- EXERCISE DETAILS: Would you repeat all of the lines below word for word, leaving out any pictures?
START
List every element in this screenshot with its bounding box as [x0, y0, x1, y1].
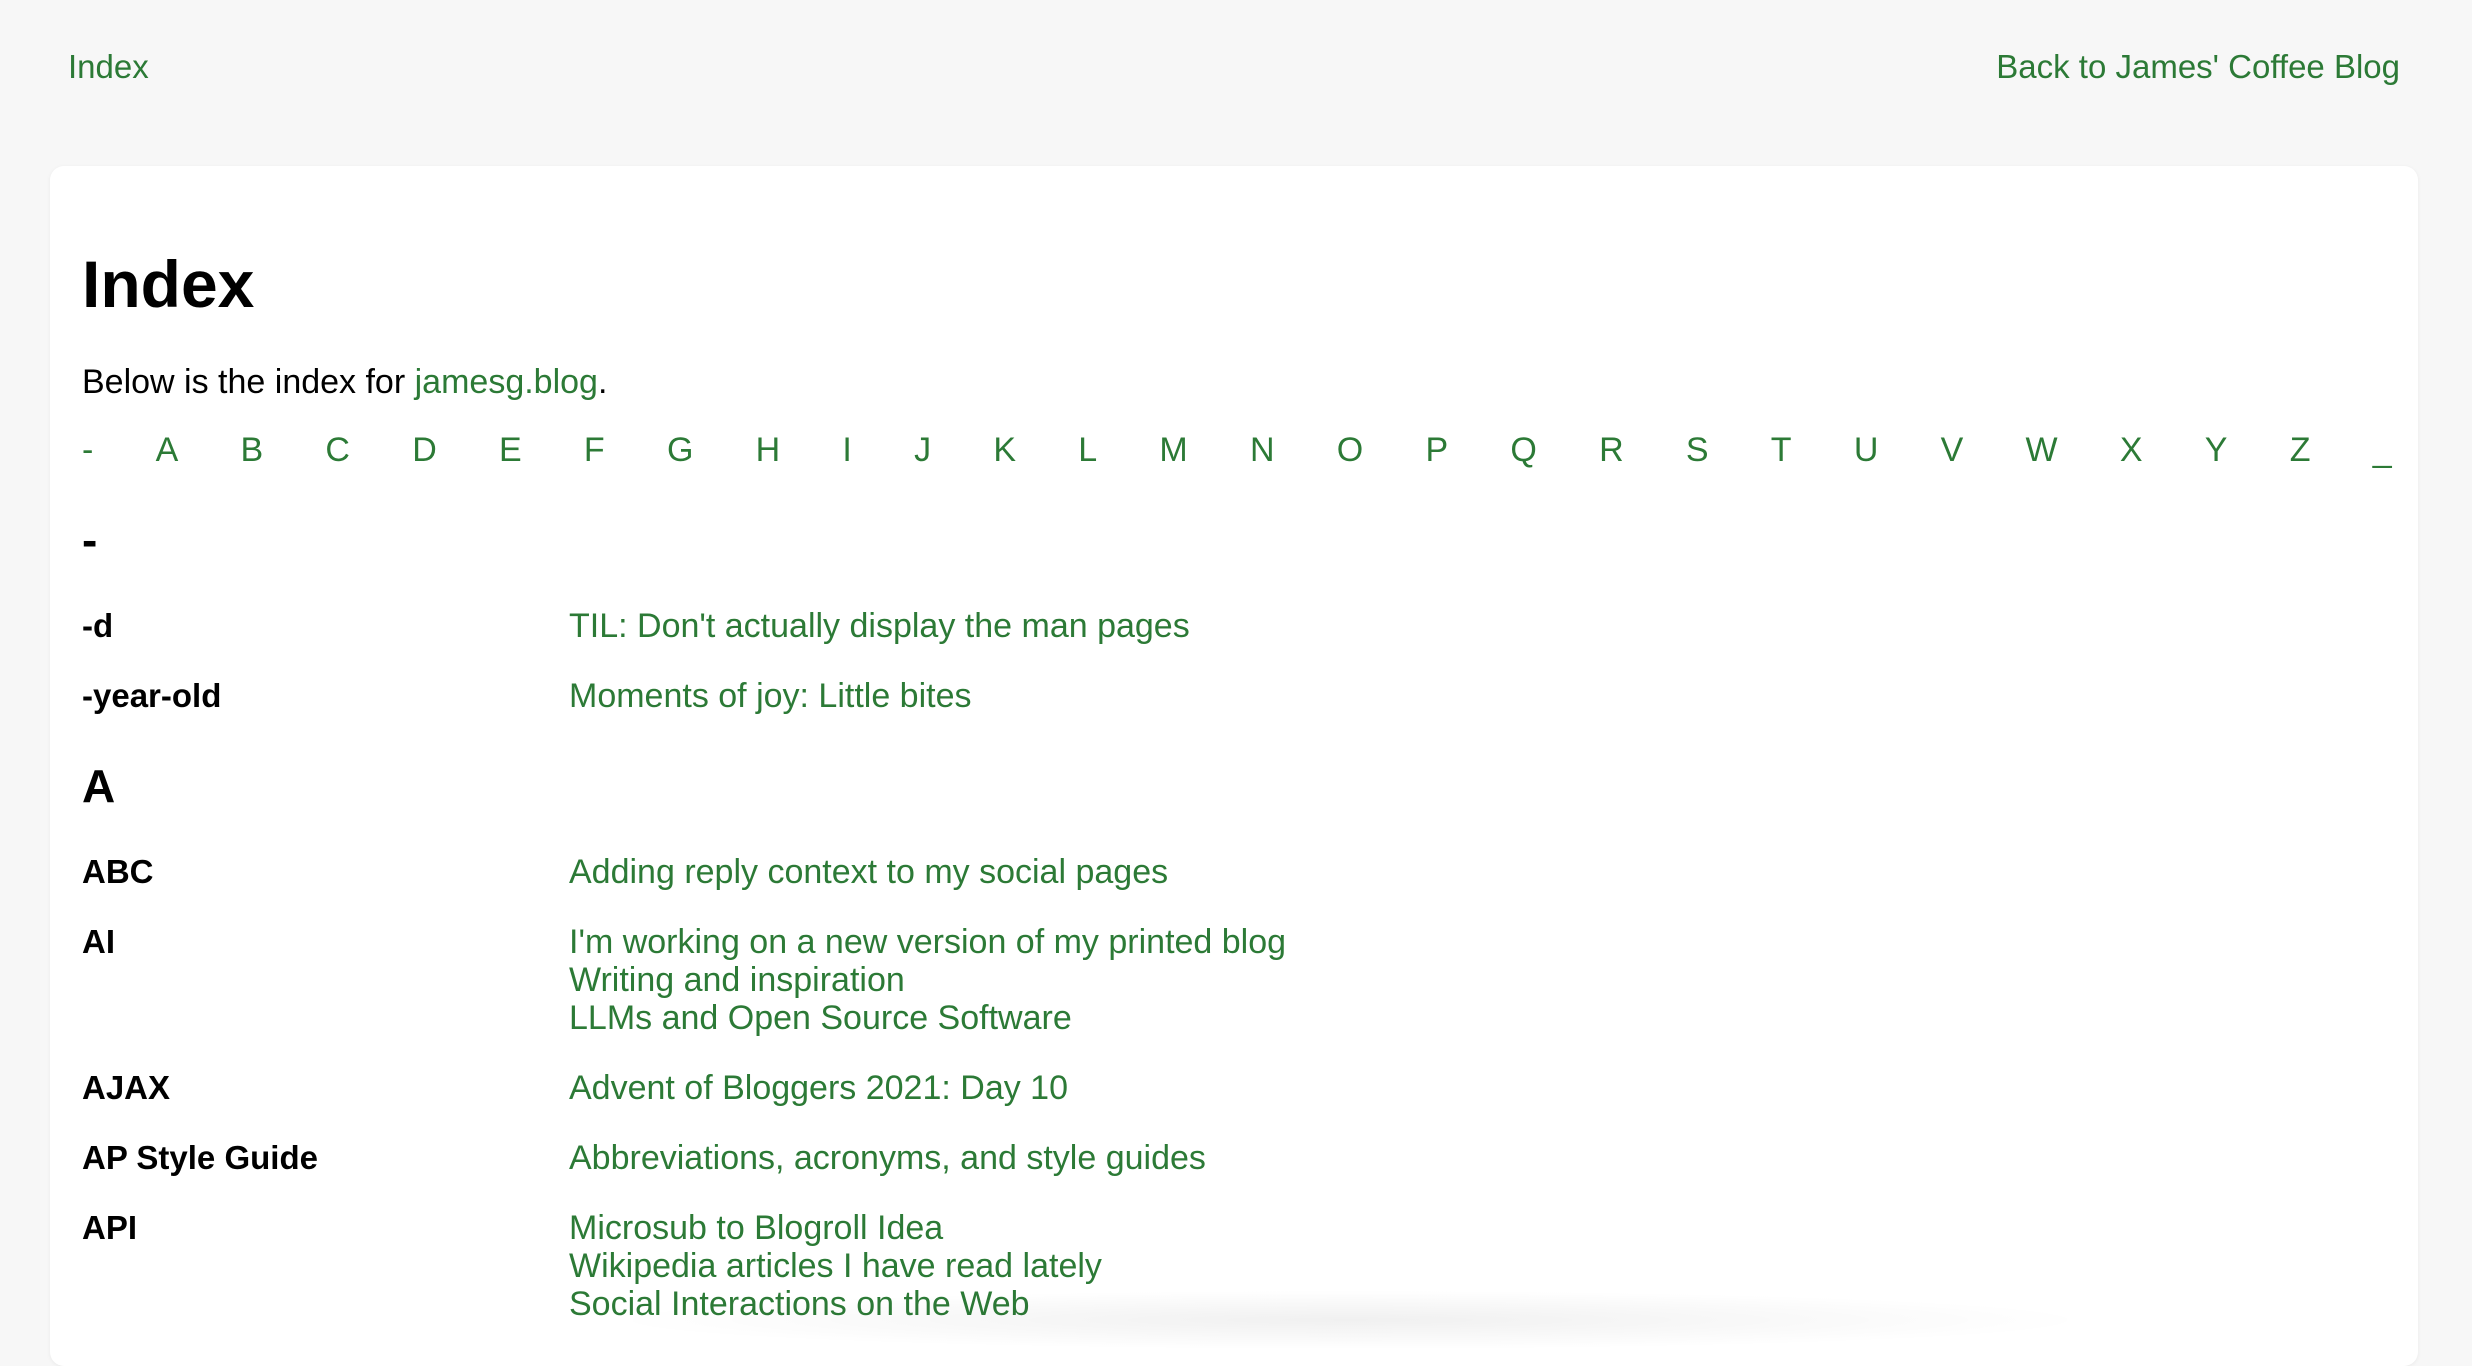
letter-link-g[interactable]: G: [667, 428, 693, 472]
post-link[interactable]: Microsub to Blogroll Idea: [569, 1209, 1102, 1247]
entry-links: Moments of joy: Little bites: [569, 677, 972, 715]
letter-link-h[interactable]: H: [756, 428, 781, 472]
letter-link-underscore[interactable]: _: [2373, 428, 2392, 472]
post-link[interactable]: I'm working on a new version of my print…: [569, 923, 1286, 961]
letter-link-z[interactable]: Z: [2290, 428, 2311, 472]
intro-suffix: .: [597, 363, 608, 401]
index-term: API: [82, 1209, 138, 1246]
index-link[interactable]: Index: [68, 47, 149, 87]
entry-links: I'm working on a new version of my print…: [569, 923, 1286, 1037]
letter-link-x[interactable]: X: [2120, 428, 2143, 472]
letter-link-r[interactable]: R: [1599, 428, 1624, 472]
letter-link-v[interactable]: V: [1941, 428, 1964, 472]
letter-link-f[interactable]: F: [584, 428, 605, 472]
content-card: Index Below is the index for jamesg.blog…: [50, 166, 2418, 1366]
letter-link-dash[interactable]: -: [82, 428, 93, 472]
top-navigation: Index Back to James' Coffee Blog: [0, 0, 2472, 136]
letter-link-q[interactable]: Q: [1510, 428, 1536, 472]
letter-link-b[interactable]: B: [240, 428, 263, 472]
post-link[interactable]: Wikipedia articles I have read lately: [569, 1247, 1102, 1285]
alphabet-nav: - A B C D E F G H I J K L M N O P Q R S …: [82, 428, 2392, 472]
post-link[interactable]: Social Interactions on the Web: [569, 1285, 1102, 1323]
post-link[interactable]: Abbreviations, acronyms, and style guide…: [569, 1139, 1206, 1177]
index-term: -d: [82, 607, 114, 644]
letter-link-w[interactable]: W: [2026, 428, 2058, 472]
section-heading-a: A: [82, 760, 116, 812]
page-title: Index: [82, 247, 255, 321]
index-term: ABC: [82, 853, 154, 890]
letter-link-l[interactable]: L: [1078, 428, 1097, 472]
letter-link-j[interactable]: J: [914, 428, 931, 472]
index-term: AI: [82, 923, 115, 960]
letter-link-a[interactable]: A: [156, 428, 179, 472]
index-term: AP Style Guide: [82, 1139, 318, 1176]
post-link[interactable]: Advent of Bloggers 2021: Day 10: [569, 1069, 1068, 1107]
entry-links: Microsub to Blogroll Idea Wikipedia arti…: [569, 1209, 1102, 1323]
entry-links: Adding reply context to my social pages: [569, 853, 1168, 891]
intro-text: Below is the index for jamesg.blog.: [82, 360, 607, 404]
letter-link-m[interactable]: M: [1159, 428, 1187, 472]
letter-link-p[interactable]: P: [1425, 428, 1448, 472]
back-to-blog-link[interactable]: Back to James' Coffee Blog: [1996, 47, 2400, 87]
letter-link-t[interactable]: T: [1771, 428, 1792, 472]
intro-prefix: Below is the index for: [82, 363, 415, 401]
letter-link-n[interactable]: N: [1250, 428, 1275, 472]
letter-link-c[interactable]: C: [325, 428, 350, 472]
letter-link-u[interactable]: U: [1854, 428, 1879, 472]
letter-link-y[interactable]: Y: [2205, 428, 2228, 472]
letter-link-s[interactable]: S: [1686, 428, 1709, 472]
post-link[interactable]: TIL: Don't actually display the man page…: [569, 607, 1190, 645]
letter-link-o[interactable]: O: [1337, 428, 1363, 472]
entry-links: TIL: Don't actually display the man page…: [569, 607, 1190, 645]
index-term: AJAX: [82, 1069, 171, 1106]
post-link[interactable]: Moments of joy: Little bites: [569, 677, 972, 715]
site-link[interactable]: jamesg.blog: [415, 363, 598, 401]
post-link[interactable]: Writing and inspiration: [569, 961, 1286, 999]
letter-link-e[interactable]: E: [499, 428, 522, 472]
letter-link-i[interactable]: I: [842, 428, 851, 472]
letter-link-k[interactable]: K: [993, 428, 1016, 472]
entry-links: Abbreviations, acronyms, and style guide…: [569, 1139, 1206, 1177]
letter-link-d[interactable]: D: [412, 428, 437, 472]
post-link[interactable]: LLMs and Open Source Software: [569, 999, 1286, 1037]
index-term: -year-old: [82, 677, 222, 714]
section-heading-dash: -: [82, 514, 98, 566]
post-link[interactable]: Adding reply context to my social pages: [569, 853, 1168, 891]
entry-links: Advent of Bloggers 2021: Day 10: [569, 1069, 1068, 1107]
END
- THE REPLY:
List every element in this screenshot with its bounding box as [x0, y0, x1, y1].
letter-link-g[interactable]: G: [667, 428, 693, 472]
post-link[interactable]: Microsub to Blogroll Idea: [569, 1209, 1102, 1247]
entry-links: Moments of joy: Little bites: [569, 677, 972, 715]
letter-link-h[interactable]: H: [756, 428, 781, 472]
letter-link-underscore[interactable]: _: [2373, 428, 2392, 472]
post-link[interactable]: I'm working on a new version of my print…: [569, 923, 1286, 961]
letter-link-z[interactable]: Z: [2290, 428, 2311, 472]
intro-suffix: .: [597, 363, 608, 401]
index-term: API: [82, 1209, 138, 1246]
index-link[interactable]: Index: [68, 47, 149, 87]
entry-links: I'm working on a new version of my print…: [569, 923, 1286, 1037]
letter-link-x[interactable]: X: [2120, 428, 2143, 472]
letter-link-r[interactable]: R: [1599, 428, 1624, 472]
letter-link-v[interactable]: V: [1941, 428, 1964, 472]
letter-link-f[interactable]: F: [584, 428, 605, 472]
content-card: Index Below is the index for jamesg.blog…: [50, 166, 2418, 1366]
letter-link-dash[interactable]: -: [82, 428, 93, 472]
top-navigation: Index Back to James' Coffee Blog: [0, 0, 2472, 136]
letter-link-q[interactable]: Q: [1510, 428, 1536, 472]
letter-link-b[interactable]: B: [240, 428, 263, 472]
post-link[interactable]: Wikipedia articles I have read lately: [569, 1247, 1102, 1285]
alphabet-nav: - A B C D E F G H I J K L M N O P Q R S …: [82, 428, 2392, 472]
post-link[interactable]: Social Interactions on the Web: [569, 1285, 1102, 1323]
post-link[interactable]: Abbreviations, acronyms, and style guide…: [569, 1139, 1206, 1177]
index-term: -d: [82, 607, 114, 644]
letter-link-w[interactable]: W: [2026, 428, 2058, 472]
section-heading-a: A: [82, 760, 116, 812]
page-title: Index: [82, 247, 255, 321]
index-term: ABC: [82, 853, 154, 890]
letter-link-l[interactable]: L: [1078, 428, 1097, 472]
letter-link-j[interactable]: J: [914, 428, 931, 472]
index-term: AI: [82, 923, 115, 960]
letter-link-a[interactable]: A: [156, 428, 179, 472]
index-term: AP Style Guide: [82, 1139, 318, 1176]
post-link[interactable]: Advent of Bloggers 2021: Day 10: [569, 1069, 1068, 1107]
entry-links: Microsub to Blogroll Idea Wikipedia arti…: [569, 1209, 1102, 1323]
entry-links: Adding reply context to my social pages: [569, 853, 1168, 891]
intro-text: Below is the index for jamesg.blog.: [82, 360, 607, 404]
letter-link-m[interactable]: M: [1159, 428, 1187, 472]
letter-link-p[interactable]: P: [1425, 428, 1448, 472]
back-to-blog-link[interactable]: Back to James' Coffee Blog: [1996, 47, 2400, 87]
letter-link-t[interactable]: T: [1771, 428, 1792, 472]
intro-prefix: Below is the index for: [82, 363, 415, 401]
letter-link-n[interactable]: N: [1250, 428, 1275, 472]
letter-link-c[interactable]: C: [325, 428, 350, 472]
letter-link-u[interactable]: U: [1854, 428, 1879, 472]
letter-link-y[interactable]: Y: [2205, 428, 2228, 472]
letter-link-s[interactable]: S: [1686, 428, 1709, 472]
post-link[interactable]: TIL: Don't actually display the man page…: [569, 607, 1190, 645]
letter-link-o[interactable]: O: [1337, 428, 1363, 472]
entry-links: TIL: Don't actually display the man page…: [569, 607, 1190, 645]
index-term: AJAX: [82, 1069, 171, 1106]
post-link[interactable]: Moments of joy: Little bites: [569, 677, 972, 715]
site-link[interactable]: jamesg.blog: [415, 363, 598, 401]
post-link[interactable]: Writing and inspiration: [569, 961, 1286, 999]
letter-link-e[interactable]: E: [499, 428, 522, 472]
letter-link-i[interactable]: I: [842, 428, 851, 472]
letter-link-k[interactable]: K: [993, 428, 1016, 472]
entry-links: Abbreviations, acronyms, and style guide…: [569, 1139, 1206, 1177]
letter-link-d[interactable]: D: [412, 428, 437, 472]
post-link[interactable]: LLMs and Open Source Software: [569, 999, 1286, 1037]
index-term: -year-old: [82, 677, 222, 714]
section-heading-dash: -: [82, 514, 98, 566]
post-link[interactable]: Adding reply context to my social pages: [569, 853, 1168, 891]
entry-links: Advent of Bloggers 2021: Day 10: [569, 1069, 1068, 1107]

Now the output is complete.